» **Given task**:
Every line that contains the word "образом" should be copied.

Data entries:
+===+

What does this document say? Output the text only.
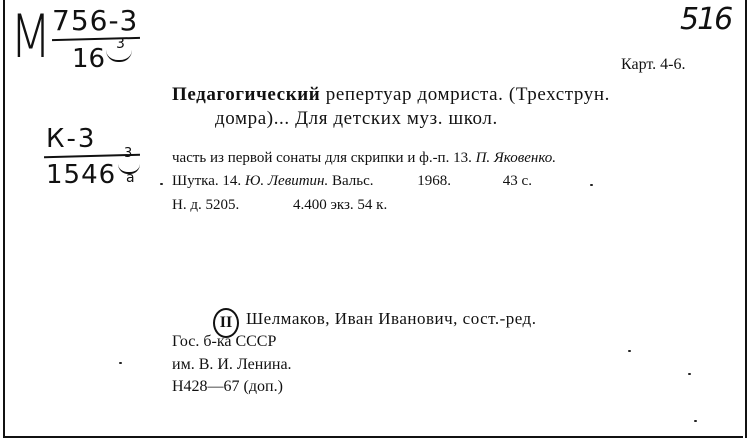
М 756-3
16 3
К-3
1546
3
а
516
Карт. 4-6.
Педагогический репертуар домриста. (Трехструн.
домра)... Для детских муз. школ.
часть из первой сонаты для скрипки и ф.-п. 13. П. Яковенко.
Шутка. 14. Ю. Левитин. Вальс.	1968.	43 с.
Н. д. 5205.	4.400 экз. 54 к.
II Шелмаков, Иван Иванович, сост.-ред.
Гос. б-ка СССР
им. В. И. Ленина.
Н428—67 (доп.)
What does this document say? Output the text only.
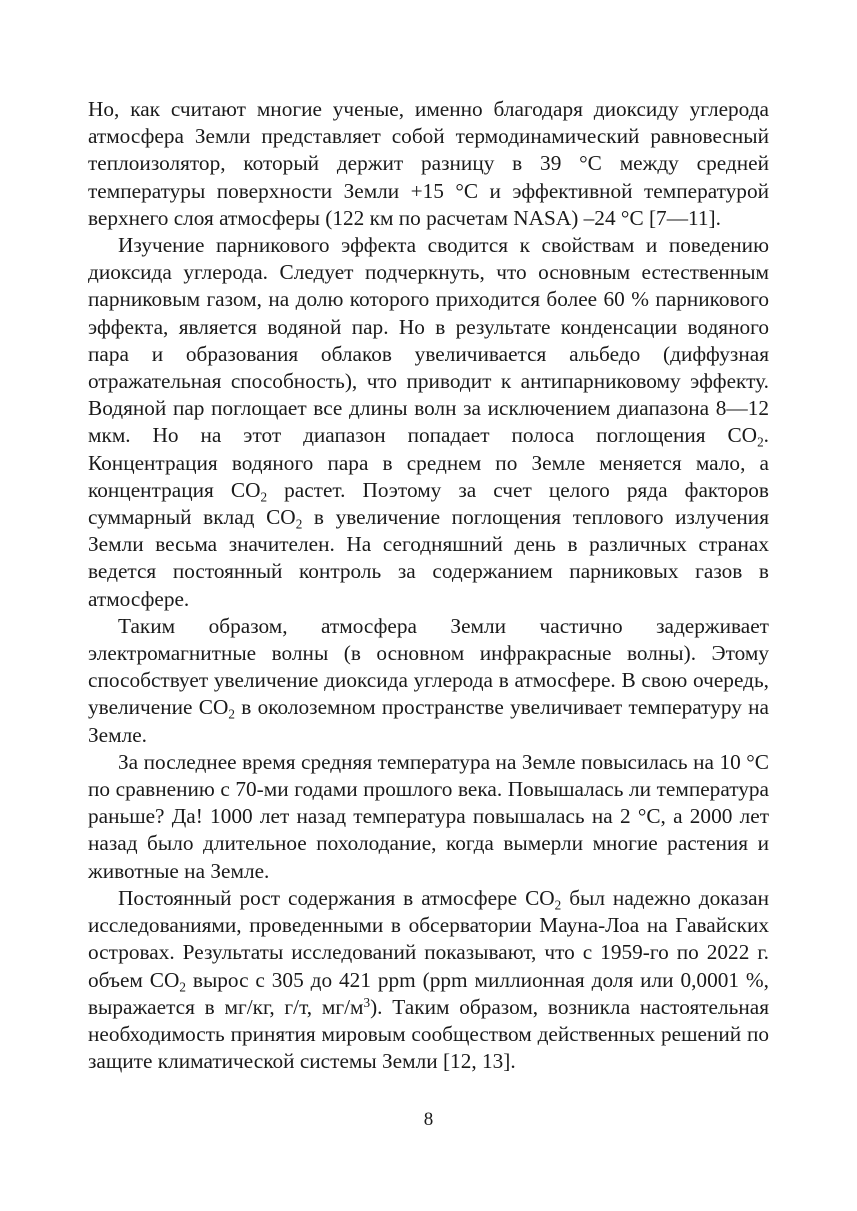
Но, как считают многие ученые, именно благодаря диоксиду углерода атмосфера Земли представляет собой термодинамический равновесный теплоизолятор, который держит разницу в 39 °С между средней температуры поверхности Земли +15 °С и эффективной температурой верхнего слоя атмосферы (122 км по расчетам NASA) –24 °С [7—11].

Изучение парникового эффекта сводится к свойствам и поведению диоксида углерода. Следует подчеркнуть, что основным естественным парниковым газом, на долю которого приходится более 60 % парникового эффекта, является водяной пар. Но в результате конденсации водяного пара и образования облаков увеличивается альбедо (диффузная отражательная способность), что приводит к антипарниковому эффекту. Водяной пар поглощает все длины волн за исключением диапазона 8—12 мкм. Но на этот диапазон попадает полоса поглощения $СО_2$. Концентрация водяного пара в среднем по Земле меняется мало, а концентрация $СО_2$ растет. Поэтому за счет целого ряда факторов суммарный вклад $СО_2$ в увеличение поглощения теплового излучения Земли весьма значителен. На сегодняшний день в различных странах ведется постоянный контроль за содержанием парниковых газов в атмосфере.

Таким образом, атмосфера Земли частично задерживает электромагнитные волны (в основном инфракрасные волны). Этому способствует увеличение диоксида углерода в атмосфере. В свою очередь, увеличение $СО_2$ в околоземном пространстве увеличивает температуру на Земле.

За последнее время средняя температура на Земле повысилась на 10 °С по сравнению с 70-ми годами прошлого века. Повышалась ли температура раньше? Да! 1000 лет назад температура повышалась на 2 °С, а 2000 лет назад было длительное похолодание, когда вымерли многие растения и животные на Земле.

Постоянный рост содержания в атмосфере $СО_2$ был надежно доказан исследованиями, проведенными в обсерватории Мауна-Лоа на Гавайских островах. Результаты исследований показывают, что с 1959-го по 2022 г. объем $СО_2$ вырос с 305 до 421 ppm (ppm миллионная доля или 0,0001 %, выражается в мг/кг, г/т, $мг/м^3$). Таким образом, возникла настоятельная необходимость принятия мировым сообществом действенных решений по защите климатической системы Земли [12, 13].

8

+===+

» **Completed exercise**:
Таким образом, атмосфера Земли частично задерживает электромагнитные волны (в основном инфракрасные волны). Этому способствует увеличение диоксида углерода в атмосфере. В свою очередь, увеличение $СО_2$ в околоземном пространстве увеличивает температуру на Земле.
Постоянный рост содержания в атмосфере $СО_2$ был надежно доказан исследованиями, проведенными в обсерватории Мауна-Лоа на Гавайских островах. Результаты исследований показывают, что с 1959-го по 2022 г. объем $СО_2$ вырос с 305 до 421 ppm (ppm миллионная доля или 0,0001 %, выражается в мг/кг, г/т, $мг/м^3$). Таким образом, возникла настоятельная необходимость принятия мировым сообществом действенных решений по защите климатической системы Земли [12, 13].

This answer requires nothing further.